## DATA FOR THIS EXERCISE:
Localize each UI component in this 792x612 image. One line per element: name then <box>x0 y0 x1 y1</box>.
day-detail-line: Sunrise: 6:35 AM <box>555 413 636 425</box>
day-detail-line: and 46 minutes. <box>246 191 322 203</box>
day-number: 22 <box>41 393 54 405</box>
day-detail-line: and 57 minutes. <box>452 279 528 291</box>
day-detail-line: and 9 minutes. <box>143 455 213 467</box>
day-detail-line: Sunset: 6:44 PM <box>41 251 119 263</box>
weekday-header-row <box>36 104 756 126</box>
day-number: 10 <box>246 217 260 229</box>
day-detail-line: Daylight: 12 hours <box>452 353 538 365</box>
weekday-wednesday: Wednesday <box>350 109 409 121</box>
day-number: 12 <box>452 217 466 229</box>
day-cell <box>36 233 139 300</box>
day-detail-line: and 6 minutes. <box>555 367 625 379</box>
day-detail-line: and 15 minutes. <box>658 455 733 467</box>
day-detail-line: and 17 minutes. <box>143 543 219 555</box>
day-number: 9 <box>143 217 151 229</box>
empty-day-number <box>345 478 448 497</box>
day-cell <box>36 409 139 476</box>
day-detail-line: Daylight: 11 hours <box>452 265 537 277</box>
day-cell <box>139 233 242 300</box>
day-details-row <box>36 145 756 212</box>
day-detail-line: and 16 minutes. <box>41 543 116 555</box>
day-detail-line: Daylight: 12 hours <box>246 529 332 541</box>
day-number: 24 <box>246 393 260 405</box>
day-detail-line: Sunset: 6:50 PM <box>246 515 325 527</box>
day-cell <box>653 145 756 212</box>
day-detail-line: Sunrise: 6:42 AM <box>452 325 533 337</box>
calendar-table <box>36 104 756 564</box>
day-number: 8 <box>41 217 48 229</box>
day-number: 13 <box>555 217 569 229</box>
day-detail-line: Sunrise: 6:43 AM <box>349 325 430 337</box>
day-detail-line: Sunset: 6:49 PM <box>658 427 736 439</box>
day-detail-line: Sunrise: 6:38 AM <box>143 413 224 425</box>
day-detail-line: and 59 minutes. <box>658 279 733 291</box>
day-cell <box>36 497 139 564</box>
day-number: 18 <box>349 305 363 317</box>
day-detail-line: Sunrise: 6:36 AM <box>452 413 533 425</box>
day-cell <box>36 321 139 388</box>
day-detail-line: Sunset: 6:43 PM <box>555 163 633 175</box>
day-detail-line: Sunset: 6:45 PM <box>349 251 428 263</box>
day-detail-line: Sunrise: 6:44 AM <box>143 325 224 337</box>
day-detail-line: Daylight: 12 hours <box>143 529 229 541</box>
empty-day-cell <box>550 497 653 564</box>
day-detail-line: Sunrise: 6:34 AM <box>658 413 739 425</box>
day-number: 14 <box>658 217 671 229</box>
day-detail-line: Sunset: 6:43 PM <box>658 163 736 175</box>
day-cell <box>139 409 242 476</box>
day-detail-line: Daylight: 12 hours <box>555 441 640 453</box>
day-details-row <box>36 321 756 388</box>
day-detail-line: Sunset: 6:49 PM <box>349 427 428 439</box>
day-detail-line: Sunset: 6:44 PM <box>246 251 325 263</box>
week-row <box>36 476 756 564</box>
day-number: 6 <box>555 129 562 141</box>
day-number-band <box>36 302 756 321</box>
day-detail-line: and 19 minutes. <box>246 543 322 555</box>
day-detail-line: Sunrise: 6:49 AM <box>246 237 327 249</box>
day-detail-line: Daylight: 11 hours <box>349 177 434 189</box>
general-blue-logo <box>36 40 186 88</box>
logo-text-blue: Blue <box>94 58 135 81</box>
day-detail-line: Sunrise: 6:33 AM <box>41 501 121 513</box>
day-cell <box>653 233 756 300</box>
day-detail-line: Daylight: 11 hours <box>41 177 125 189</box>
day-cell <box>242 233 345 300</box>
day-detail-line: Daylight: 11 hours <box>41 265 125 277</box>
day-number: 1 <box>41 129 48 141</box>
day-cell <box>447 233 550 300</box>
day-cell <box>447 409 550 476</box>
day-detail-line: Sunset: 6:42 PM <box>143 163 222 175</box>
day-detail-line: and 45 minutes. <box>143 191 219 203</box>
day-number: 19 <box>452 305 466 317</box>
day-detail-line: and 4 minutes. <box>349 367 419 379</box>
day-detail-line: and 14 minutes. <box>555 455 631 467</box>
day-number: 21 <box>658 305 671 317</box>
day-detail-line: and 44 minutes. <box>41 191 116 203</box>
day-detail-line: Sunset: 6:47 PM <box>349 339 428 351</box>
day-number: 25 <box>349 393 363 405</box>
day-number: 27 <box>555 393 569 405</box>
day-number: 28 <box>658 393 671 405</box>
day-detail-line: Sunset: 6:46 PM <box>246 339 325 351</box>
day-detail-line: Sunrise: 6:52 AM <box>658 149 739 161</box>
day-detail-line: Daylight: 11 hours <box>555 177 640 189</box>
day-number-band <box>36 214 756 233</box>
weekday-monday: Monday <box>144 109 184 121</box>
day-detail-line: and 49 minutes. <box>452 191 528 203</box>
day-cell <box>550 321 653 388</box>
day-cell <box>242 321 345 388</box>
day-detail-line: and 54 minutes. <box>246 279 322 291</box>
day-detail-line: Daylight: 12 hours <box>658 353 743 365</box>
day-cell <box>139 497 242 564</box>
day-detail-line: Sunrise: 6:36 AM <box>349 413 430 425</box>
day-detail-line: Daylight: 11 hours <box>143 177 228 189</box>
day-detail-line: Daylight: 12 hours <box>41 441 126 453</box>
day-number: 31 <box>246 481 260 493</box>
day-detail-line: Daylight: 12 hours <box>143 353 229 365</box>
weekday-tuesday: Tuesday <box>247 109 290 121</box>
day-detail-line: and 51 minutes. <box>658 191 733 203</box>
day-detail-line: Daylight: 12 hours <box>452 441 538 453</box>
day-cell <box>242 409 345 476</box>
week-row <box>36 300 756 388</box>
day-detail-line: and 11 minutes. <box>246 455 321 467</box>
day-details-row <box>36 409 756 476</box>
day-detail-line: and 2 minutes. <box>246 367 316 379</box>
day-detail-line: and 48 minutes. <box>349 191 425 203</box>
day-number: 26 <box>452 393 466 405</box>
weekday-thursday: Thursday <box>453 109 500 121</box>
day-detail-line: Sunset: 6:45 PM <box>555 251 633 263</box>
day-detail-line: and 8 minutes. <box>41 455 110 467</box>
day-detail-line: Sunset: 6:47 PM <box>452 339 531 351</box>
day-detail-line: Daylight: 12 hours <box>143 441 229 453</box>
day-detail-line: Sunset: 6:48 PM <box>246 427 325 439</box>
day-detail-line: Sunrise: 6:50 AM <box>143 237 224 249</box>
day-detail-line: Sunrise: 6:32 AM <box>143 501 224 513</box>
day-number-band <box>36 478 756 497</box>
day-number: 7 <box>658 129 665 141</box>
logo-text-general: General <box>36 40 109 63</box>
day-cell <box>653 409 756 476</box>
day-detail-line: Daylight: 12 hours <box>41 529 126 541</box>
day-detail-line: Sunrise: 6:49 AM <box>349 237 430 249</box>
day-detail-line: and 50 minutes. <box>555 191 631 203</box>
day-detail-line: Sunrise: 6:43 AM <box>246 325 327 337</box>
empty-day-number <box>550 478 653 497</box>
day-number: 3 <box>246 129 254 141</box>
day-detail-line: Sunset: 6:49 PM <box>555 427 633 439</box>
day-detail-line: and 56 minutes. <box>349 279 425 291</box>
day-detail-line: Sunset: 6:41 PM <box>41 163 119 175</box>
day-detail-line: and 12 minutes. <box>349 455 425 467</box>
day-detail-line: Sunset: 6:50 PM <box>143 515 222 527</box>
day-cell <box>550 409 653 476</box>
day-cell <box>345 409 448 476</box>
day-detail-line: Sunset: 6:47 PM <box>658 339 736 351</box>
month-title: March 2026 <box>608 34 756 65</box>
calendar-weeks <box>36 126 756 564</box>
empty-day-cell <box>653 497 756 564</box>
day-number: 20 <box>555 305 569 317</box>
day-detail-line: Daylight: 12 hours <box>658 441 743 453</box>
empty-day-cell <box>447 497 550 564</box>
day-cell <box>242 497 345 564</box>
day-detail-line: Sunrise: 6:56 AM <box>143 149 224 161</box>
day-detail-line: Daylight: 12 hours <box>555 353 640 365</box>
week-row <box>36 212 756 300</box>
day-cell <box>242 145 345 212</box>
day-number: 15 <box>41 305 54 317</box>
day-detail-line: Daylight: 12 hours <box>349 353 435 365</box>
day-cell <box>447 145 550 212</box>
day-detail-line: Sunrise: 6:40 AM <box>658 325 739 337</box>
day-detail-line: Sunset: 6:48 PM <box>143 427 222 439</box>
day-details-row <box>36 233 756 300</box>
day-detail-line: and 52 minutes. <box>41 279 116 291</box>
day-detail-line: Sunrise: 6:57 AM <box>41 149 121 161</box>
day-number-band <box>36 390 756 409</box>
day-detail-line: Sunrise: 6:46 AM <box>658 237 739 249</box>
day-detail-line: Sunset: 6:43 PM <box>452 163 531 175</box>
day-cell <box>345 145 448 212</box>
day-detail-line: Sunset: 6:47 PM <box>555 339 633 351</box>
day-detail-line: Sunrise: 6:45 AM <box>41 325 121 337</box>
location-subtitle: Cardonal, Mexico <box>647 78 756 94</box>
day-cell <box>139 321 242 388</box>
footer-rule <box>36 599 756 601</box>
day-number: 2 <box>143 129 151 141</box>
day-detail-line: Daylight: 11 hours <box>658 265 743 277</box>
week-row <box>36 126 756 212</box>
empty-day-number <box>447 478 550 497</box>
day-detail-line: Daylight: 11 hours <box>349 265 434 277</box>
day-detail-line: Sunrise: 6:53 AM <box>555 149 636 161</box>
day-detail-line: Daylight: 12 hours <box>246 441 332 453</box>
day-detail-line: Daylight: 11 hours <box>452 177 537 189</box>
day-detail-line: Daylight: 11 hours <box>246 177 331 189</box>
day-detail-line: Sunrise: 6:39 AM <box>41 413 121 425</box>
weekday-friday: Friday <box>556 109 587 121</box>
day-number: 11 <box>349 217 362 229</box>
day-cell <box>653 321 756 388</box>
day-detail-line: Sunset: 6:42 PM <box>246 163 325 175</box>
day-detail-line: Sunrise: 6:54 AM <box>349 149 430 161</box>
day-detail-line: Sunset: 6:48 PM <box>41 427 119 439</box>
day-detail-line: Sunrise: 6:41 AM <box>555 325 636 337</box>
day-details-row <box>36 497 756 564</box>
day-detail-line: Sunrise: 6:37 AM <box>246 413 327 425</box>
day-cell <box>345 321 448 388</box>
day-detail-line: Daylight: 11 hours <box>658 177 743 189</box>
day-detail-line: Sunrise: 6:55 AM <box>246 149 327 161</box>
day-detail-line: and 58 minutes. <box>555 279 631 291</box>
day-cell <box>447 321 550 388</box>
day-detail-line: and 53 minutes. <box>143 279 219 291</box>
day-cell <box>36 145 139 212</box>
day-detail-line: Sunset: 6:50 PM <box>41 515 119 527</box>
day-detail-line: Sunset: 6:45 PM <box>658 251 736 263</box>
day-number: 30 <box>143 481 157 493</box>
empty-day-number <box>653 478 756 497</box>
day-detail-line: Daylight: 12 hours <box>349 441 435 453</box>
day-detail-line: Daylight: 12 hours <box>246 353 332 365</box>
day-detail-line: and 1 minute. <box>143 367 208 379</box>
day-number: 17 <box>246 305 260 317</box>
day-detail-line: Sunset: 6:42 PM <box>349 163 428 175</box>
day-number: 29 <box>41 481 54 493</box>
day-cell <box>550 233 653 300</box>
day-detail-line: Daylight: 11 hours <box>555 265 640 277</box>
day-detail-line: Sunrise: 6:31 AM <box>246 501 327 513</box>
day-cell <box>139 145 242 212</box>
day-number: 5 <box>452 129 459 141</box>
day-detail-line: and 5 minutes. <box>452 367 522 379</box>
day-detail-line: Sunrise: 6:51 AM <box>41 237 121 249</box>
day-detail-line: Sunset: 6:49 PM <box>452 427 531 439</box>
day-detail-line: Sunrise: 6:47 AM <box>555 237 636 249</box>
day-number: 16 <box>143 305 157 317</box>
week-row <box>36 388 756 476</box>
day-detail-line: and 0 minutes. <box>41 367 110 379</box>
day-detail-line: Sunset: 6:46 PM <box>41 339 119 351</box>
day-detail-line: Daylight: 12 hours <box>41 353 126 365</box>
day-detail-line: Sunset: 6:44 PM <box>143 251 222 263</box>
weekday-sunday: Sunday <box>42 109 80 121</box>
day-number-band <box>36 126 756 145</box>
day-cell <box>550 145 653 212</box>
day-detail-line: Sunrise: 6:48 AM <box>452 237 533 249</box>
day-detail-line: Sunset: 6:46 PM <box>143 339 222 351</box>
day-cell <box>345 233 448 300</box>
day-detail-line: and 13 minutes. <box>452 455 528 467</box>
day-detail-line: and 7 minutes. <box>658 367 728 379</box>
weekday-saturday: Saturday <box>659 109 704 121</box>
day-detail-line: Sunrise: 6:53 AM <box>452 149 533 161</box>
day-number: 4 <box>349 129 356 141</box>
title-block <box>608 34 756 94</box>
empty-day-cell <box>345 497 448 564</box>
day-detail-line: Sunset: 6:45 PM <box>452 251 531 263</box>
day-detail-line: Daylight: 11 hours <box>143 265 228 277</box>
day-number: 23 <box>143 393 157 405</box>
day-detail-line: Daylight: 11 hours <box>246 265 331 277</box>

## EXERCISE:
Please repeat the part of the items that opens with the first line and closes with the line containing "day-cell <box>36 233 139 300</box>", renaming "day-detail-line" to "detail-row" and changing nothing else.

## OUTPUT OF THE TASK:
Localize each UI component in this 792x612 image. One line per element: name then <box>x0 y0 x1 y1</box>.
detail-row: Sunrise: 6:35 AM <box>555 413 636 425</box>
detail-row: and 46 minutes. <box>246 191 322 203</box>
day-number: 22 <box>41 393 54 405</box>
detail-row: and 57 minutes. <box>452 279 528 291</box>
detail-row: and 9 minutes. <box>143 455 213 467</box>
detail-row: Sunset: 6:44 PM <box>41 251 119 263</box>
weekday-header-row <box>36 104 756 126</box>
day-number: 10 <box>246 217 260 229</box>
detail-row: Daylight: 12 hours <box>452 353 538 365</box>
weekday-wednesday: Wednesday <box>350 109 409 121</box>
day-number: 12 <box>452 217 466 229</box>
day-cell <box>36 233 139 300</box>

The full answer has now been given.